* Exercise goal *
Summarize the passage about taking photos with an iPhone and a Fujifilm X100T in two sentences.

* Passage *
I take a lot of photos on my iPhone. It's a fantastic camera for it's always with me and it takes great pictures. Over the years, the quality of the iPhone camera has grown so much on me that I could well consider it my only camera.
For a while, however, I have been the owner of a Fujifilm X100T and as a "photographer", I wouldn't want to live without it. It's purist at first glance - fixed lens, no zoom, small body - yet it is amazingly powerful. It can make your big-ass DSLR obsolete. I finally bought it last year after ages of consideration since its first iteration (the original X100) came out. Better late than never.
It's a beautiful camera with outstanding capabilities and it has reinvigorated my spirit for photography in a sense that I never thought it would. I am emotionally attached to this camera and I haven't regretted the considerable amount of money I paid for it.
You know how they say it's not about the camera that makes the photographer? Don't think that you can just buy your way towards better pictures or that new gear will solve your problems. But as much as I love my iPhone as a camera, there is a certain timelessness and immediacy to the X100T that the iPhone just doesn't provide. Like me, many photographers hold onto their traditional cameras for the iPhone - as good as it is today - still has a long way to go.
However, the more gadgets you use, the more friction you introduce.
Lately, I've been writing about my transition from OS X to iOS as my primary operating platform. These days, I am working from a 12.9 inch iPad Pro or my iPhone 6s Plus while my 13 inch MacBook Pro is sitting idly on a shelf.
Betting on iOS is betting on the future. Is it capable to replace the traditional computer in photo management, yet? - Here is my short answer: You bet it is.
iOS is strong at handling not only my iPhone pictures, but also the images taken with my X100T. I no longer need a Mac for this.
I used to make a big thing out of post processing my digital images. In deed, the pictures I took were never quite ready after I pressed the shutter. They were merely a starting point. Raw material.
Like many overambitious amateur photographers, I clung to the notion that you have to shoot in RAW format when using a dedicated camera. "You're losing data if you don't, aren't you?" JPEG are processed, compressed and just not pro, was what I thought. Only that this is utter BS if you own a Fujifilm X100T.1
After about a year with my X100T, I can say that I prefer shooting JPEGs over RAW any day now. In fact, I no longer shoot any RAW, not even RAW+JPEG where you supposedly get "the best of both worlds". Why bother with RAW if the quality of the JPEGs straight out of camera is outstanding? Why spend hours in post instead of sharing your photos and telling your stories?
Using the X100T in JPEG mode is as close to analog photography as digital can take you. Choose a built-in film preset and shoot. It's like picking your film in the old days.2 The image you get is - at least somewhat - final. To me, this re-emphasizes the art in photography in which it's more about taking the shot than fixing it in post.

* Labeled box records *
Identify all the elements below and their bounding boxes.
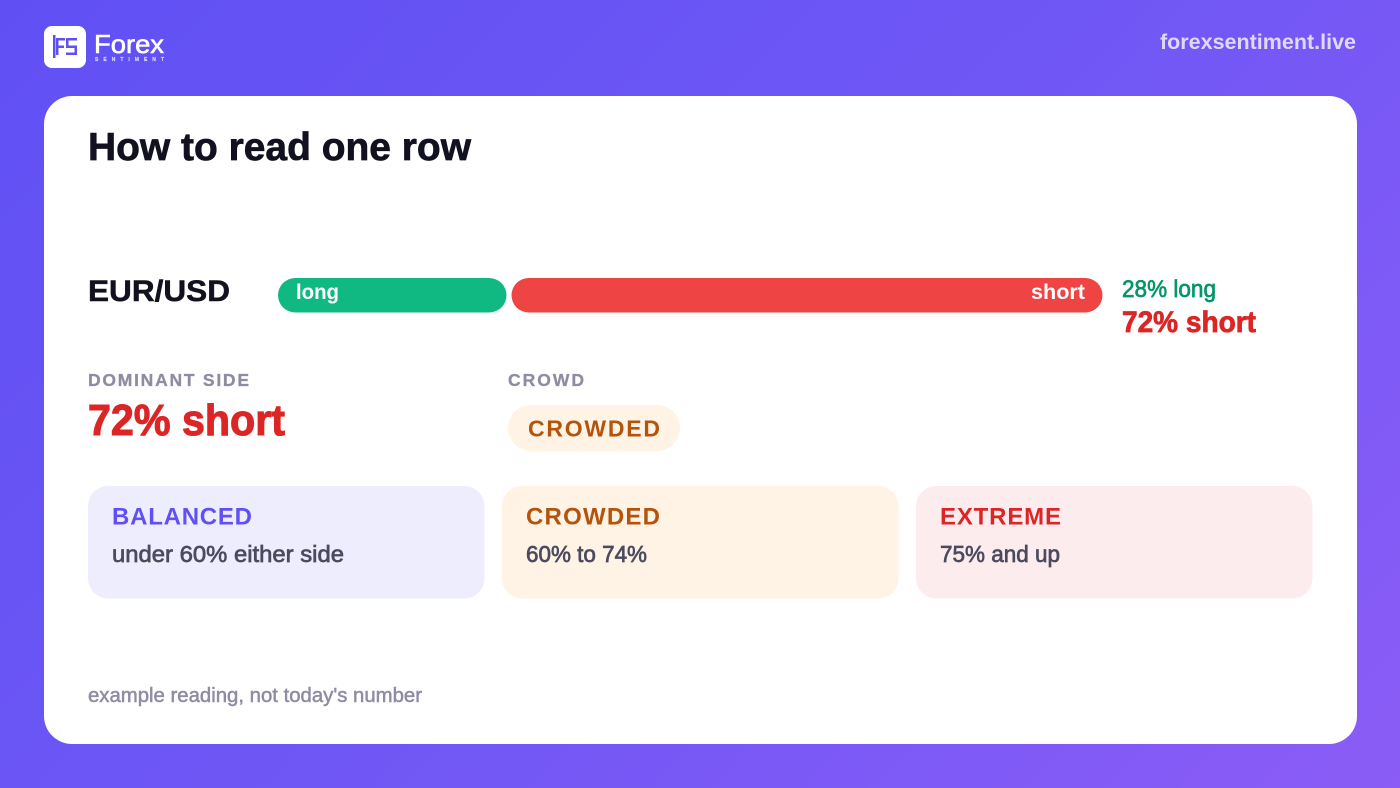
crowded badge: CROWDED [528,416,660,442]
long bar: long [296,281,339,304]
card: crowded: 60% to 74% [526,541,647,567]
short bar: short [1031,281,1085,304]
card: extreme [916,486,1312,598]
dominant side label: DOMINANT SIDE [88,370,249,390]
short percentage: 72% short [1122,306,1256,339]
example row [88,275,1256,339]
footnote: example reading, not today's number [88,685,422,707]
logo wordmark: Forex [94,29,164,59]
card: crowded: CROWDED [526,504,660,530]
card: balanced [88,486,484,598]
card: crowded [502,486,898,598]
short bar [512,278,1102,312]
panel: main card [44,96,1357,744]
crowded badge [508,405,680,451]
card: balanced: under 60% either side [112,541,344,567]
card: extreme: 75% and up [940,541,1060,567]
pair label: EUR/USD [88,275,230,308]
logo [44,26,164,68]
dominant side block [88,370,285,445]
card: extreme: EXTREME [940,504,1061,530]
site url: forexsentiment.live [1160,31,1356,54]
title: How to read one row [88,126,472,169]
logo tagline: SENTIMENT [95,57,164,63]
crowd block [508,370,680,451]
crowd label: CROWD [508,370,584,390]
long percentage: 28% long [1122,276,1216,303]
card: balanced: BALANCED [112,504,252,530]
dominant side value: 72% short [88,396,285,445]
long bar [278,278,506,312]
icon: FS logo tile [44,26,86,68]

* Solution *
The writer loves the iPhone as a camera but is emotionally attached to a Fujifilm X100T, a fixed-lens camera with a timelessness and immediacy that the iPhone doesn't provide. Having moved to iOS as a primary platform, the writer handles images from both cameras without a Mac and, after about a year, shoots only JPEGs, because the X100T's JPEGs straight out of camera are outstanding and the process is as close to analog photography as digital can get.